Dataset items
--------------------------------------------------
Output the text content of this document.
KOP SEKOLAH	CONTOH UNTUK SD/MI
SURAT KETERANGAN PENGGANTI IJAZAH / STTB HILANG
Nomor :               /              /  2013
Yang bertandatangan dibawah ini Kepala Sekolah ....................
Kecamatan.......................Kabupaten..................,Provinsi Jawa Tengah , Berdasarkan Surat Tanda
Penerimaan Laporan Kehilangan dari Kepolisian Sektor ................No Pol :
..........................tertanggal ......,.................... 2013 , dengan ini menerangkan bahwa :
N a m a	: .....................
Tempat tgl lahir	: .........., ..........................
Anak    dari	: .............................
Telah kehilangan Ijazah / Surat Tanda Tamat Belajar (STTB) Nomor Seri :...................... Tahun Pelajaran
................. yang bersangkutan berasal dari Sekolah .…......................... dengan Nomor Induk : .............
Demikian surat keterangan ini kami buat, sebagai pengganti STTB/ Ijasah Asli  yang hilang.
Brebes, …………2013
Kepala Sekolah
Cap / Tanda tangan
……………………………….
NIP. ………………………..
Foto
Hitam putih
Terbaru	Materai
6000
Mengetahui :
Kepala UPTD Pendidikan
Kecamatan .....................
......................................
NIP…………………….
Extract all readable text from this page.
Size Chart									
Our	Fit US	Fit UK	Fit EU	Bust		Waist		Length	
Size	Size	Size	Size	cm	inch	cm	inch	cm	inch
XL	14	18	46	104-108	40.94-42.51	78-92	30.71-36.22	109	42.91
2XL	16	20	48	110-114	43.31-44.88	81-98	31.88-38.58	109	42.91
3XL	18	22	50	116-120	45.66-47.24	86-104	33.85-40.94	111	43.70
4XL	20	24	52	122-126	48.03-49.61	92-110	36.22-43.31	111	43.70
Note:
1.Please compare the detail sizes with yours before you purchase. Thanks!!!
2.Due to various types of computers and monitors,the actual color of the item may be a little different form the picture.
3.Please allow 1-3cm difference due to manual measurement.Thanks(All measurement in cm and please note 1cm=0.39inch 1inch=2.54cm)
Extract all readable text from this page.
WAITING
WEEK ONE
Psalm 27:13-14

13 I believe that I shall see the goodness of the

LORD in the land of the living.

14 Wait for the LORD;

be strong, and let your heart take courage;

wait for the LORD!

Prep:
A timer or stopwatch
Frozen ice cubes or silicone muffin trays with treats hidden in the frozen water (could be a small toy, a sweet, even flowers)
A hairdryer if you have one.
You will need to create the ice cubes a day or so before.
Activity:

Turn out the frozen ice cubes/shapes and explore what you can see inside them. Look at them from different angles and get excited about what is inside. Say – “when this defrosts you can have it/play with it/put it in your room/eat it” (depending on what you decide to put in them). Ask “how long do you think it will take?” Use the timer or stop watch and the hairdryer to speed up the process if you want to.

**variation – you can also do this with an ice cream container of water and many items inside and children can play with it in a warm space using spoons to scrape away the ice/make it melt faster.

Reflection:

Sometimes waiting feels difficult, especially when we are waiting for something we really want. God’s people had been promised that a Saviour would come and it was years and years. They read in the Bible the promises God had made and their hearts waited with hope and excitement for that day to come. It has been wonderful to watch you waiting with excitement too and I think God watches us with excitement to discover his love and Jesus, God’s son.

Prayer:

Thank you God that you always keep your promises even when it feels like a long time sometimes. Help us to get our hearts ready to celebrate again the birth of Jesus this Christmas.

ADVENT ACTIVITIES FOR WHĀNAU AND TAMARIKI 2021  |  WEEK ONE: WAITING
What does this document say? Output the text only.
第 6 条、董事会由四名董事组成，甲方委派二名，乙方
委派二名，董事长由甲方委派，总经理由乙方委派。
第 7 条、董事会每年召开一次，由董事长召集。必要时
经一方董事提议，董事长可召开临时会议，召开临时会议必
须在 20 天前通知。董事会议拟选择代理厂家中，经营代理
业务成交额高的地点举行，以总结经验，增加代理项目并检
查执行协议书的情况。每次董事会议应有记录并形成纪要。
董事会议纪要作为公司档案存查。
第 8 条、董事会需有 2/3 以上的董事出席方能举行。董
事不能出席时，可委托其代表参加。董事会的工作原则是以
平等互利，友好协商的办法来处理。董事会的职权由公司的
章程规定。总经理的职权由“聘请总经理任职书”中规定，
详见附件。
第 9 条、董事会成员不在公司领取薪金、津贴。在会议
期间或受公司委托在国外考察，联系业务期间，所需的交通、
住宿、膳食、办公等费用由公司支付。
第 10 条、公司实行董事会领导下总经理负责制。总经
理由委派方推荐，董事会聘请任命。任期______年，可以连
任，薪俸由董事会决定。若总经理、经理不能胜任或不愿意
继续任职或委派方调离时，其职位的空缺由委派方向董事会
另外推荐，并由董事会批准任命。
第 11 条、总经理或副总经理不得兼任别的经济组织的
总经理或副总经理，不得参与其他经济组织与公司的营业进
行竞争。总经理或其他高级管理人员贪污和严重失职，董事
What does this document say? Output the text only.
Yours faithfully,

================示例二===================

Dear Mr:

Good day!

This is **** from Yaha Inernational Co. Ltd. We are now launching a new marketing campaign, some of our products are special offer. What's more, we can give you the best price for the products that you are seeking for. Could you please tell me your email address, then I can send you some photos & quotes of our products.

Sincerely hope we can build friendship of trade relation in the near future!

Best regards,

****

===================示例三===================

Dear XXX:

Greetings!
--------------------------------------------------
» TASK OBJECTIVE
Count the lines that include the word "inside" and state the result as a bare number.

» CORRECT RESULT
2